WHAT TO DO |
Below are some records. Say in a single number how many of their lines include the word "学生就业前景好".

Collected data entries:
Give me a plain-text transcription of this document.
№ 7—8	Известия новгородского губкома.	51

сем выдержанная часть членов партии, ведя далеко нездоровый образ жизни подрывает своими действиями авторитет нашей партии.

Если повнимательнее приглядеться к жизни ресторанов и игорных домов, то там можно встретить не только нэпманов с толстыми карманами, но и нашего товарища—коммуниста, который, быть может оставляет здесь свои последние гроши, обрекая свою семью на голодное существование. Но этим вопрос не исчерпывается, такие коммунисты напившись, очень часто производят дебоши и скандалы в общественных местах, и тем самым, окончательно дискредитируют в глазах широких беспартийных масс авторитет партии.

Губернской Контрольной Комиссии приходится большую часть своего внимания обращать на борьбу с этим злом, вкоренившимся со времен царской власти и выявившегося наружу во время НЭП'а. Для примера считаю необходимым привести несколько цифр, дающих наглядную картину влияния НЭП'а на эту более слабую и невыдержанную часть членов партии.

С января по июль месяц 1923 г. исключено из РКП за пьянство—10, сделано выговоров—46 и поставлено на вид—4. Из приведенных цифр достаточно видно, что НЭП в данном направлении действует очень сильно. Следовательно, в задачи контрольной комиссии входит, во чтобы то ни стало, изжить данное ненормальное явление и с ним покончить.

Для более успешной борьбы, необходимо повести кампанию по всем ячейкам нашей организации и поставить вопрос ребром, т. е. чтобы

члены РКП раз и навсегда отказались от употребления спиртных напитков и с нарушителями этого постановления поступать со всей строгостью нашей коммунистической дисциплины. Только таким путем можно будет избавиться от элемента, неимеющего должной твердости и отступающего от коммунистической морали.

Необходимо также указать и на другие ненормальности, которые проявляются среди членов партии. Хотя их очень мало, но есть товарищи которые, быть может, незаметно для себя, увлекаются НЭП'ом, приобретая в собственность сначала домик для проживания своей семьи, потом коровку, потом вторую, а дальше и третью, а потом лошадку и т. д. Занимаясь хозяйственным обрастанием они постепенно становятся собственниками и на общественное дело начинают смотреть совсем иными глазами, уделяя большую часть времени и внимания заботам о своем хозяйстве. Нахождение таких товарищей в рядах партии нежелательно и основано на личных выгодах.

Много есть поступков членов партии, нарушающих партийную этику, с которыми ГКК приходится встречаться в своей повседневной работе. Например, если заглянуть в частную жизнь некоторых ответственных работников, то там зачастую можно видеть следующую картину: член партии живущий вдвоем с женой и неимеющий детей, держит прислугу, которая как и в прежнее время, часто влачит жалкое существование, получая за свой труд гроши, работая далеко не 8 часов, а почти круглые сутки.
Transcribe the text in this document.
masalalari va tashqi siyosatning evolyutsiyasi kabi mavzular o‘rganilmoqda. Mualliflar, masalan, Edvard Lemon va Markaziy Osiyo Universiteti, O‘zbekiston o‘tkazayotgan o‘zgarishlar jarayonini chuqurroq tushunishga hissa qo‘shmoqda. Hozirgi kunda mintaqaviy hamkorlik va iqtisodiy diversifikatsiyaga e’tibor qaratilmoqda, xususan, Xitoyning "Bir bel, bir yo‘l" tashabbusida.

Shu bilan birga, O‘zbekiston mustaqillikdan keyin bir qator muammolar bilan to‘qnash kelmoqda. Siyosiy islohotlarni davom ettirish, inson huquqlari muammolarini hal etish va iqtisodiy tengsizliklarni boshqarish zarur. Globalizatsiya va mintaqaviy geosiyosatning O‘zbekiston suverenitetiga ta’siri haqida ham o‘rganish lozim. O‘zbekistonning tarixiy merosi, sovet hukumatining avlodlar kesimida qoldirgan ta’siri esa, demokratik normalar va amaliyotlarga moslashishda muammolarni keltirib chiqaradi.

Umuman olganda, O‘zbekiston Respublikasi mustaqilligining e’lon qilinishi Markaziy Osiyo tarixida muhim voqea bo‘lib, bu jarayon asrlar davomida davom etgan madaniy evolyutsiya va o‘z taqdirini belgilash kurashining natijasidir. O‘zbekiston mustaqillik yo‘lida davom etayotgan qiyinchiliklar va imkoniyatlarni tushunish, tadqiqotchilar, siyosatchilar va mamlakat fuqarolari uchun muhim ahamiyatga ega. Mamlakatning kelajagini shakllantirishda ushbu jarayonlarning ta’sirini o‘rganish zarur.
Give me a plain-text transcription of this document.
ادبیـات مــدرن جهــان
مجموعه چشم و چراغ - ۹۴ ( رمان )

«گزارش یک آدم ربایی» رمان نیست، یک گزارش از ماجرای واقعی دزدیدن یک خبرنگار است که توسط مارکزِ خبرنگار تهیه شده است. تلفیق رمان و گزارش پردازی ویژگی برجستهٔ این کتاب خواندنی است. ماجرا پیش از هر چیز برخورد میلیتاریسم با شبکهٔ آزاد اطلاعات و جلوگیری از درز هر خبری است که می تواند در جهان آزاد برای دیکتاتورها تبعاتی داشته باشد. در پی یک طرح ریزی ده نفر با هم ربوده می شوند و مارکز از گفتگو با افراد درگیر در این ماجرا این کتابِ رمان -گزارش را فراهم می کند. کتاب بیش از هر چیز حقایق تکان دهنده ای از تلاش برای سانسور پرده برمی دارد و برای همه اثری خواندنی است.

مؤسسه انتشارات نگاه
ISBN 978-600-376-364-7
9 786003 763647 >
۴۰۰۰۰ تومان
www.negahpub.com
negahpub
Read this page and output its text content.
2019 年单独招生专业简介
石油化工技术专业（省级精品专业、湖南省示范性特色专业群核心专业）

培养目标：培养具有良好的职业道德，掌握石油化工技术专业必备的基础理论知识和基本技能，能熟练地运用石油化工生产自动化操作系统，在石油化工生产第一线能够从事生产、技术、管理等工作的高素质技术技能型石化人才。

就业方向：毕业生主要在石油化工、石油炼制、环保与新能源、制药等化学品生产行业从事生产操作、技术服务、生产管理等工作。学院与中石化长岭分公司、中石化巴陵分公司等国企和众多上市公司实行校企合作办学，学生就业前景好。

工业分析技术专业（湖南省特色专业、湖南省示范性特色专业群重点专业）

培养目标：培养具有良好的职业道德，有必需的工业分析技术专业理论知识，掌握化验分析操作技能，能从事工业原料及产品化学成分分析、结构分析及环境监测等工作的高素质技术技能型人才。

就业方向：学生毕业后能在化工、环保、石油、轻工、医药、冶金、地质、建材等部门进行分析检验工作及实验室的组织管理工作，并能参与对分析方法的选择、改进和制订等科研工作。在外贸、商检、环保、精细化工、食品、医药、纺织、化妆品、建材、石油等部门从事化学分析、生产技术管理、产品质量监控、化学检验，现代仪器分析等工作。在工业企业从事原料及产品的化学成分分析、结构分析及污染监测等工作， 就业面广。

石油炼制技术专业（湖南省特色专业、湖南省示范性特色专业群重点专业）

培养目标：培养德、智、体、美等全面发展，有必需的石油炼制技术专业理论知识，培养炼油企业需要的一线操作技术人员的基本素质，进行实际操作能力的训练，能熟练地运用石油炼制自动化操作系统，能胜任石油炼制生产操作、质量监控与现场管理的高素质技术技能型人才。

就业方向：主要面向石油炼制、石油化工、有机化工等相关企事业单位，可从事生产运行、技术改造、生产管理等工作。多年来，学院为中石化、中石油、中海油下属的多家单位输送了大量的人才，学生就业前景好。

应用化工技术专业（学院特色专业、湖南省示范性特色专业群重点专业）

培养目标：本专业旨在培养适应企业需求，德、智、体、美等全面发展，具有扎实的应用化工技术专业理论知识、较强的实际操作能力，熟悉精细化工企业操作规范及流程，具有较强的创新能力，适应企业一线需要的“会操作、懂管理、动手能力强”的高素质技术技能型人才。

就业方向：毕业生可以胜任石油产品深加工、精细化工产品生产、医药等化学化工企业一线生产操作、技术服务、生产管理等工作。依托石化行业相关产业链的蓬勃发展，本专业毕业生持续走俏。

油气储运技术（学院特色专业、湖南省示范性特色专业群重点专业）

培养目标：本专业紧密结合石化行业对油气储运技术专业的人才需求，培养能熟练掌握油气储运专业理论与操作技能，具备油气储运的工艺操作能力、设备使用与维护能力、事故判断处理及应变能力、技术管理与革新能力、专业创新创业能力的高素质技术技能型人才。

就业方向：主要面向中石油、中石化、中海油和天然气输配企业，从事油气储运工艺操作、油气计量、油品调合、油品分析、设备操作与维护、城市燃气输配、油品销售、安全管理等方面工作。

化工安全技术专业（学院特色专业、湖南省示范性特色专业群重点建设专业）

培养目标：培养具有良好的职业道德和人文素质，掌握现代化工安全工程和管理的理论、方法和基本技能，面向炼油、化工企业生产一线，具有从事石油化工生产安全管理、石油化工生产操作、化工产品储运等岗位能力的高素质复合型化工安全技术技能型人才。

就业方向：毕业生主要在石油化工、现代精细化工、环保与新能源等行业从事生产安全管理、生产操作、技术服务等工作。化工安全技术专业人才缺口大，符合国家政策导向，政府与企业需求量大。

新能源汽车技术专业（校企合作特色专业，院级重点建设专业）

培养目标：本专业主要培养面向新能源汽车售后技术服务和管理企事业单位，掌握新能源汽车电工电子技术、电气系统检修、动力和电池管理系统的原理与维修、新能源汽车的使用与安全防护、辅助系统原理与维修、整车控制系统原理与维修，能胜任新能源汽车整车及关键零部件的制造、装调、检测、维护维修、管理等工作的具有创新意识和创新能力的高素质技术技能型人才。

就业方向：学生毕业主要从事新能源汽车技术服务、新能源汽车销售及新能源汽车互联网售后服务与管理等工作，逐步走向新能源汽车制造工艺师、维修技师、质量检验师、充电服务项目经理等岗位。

SOLUTION |
2